LISTED ENTRIES:
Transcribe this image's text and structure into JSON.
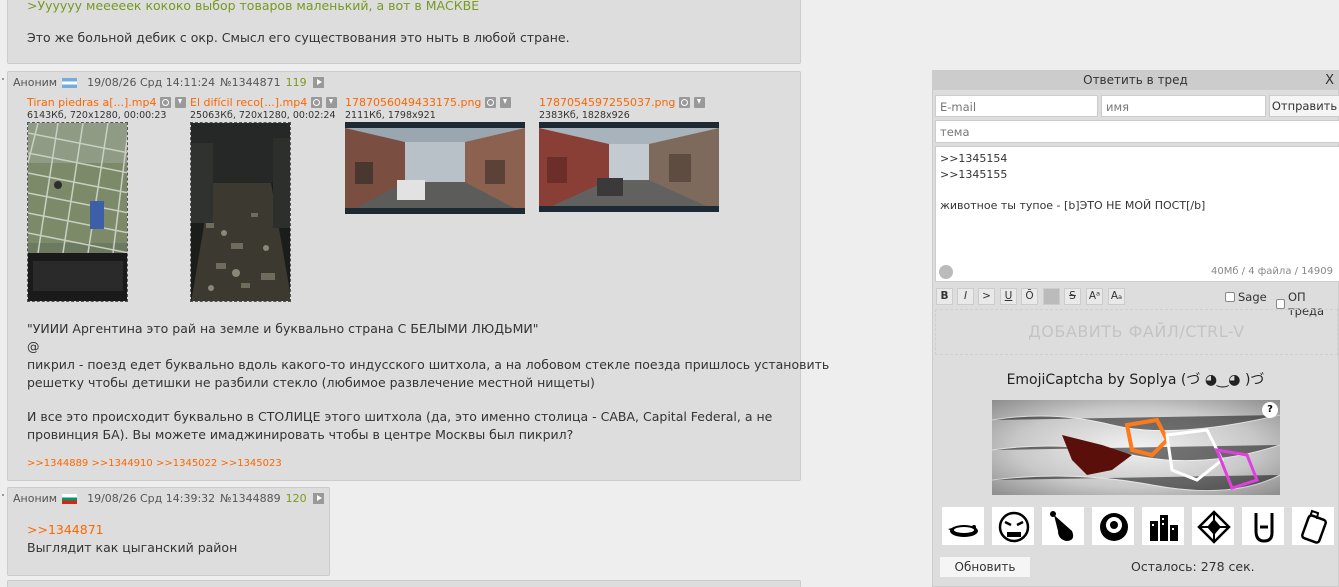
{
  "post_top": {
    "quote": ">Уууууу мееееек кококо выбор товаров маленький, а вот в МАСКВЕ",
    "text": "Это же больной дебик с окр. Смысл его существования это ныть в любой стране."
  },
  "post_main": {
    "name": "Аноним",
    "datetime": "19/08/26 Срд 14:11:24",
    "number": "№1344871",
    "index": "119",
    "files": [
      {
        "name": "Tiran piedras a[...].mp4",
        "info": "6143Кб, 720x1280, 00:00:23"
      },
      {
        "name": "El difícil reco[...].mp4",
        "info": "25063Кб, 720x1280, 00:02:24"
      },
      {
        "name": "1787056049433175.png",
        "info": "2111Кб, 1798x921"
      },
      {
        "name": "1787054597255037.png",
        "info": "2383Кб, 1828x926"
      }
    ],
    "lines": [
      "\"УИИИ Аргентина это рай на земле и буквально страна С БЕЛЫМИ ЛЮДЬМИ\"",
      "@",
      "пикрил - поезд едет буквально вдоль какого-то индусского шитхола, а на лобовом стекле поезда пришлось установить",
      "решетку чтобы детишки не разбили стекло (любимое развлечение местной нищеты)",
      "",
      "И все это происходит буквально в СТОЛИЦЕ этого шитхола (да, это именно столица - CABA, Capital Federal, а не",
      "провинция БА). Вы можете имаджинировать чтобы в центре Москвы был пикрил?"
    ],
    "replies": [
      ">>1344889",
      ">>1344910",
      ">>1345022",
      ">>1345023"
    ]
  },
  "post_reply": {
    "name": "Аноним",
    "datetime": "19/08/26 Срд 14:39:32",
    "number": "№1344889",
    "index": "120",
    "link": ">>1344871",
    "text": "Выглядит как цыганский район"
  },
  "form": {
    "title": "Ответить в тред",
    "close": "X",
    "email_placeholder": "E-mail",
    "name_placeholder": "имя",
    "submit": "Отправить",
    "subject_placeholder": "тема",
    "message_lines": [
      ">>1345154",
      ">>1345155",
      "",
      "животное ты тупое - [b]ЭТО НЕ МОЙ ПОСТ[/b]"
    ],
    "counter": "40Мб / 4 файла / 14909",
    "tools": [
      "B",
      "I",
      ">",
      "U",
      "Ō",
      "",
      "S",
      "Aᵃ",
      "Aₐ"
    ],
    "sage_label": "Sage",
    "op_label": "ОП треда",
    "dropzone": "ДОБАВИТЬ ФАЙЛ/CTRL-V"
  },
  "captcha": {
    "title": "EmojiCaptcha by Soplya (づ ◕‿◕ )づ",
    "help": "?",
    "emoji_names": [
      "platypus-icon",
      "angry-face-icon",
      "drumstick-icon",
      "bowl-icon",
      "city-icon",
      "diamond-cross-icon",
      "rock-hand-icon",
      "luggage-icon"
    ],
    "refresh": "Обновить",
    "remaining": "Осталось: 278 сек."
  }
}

---

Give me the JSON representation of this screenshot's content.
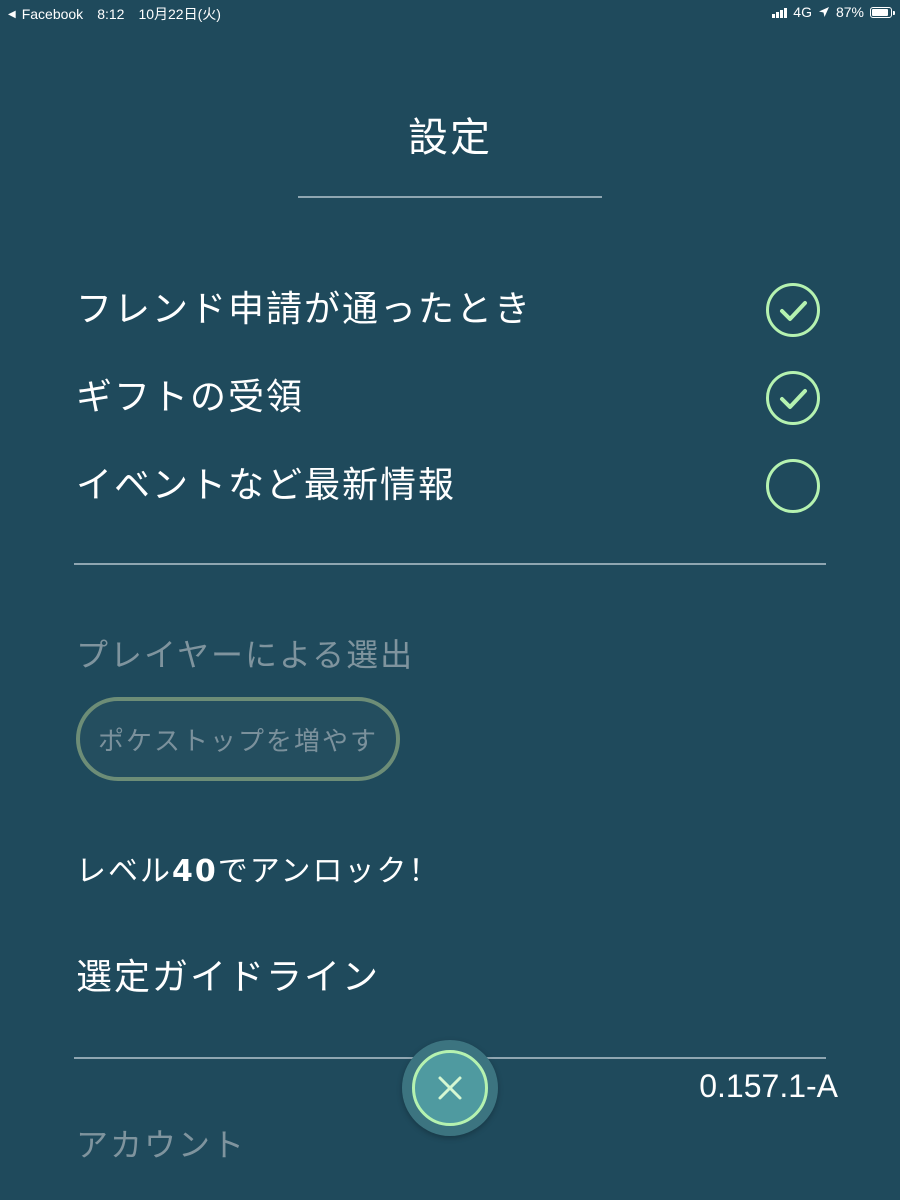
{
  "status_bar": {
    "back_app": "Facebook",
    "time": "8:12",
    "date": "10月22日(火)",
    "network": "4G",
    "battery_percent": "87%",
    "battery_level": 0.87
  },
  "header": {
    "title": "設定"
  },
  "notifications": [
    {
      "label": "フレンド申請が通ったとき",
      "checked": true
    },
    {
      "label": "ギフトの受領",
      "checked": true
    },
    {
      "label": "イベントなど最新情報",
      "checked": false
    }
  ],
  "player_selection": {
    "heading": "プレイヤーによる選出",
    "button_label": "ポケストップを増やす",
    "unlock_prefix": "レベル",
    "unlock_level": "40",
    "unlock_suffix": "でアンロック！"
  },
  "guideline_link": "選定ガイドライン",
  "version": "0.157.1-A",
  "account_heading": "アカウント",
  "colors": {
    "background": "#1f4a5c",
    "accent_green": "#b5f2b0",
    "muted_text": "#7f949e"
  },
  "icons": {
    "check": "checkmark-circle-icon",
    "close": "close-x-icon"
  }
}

PROBLEM DETAILS: Find the word "чтобы" in the material, then list each line that holds it.

EXPECTED ANSWER:
      "решетку чтобы детишки не разбили стекло (любимое развлечение местной нищеты)",
      "провинция БА). Вы можете имаджинировать чтобы в центре Москвы был пикрил?"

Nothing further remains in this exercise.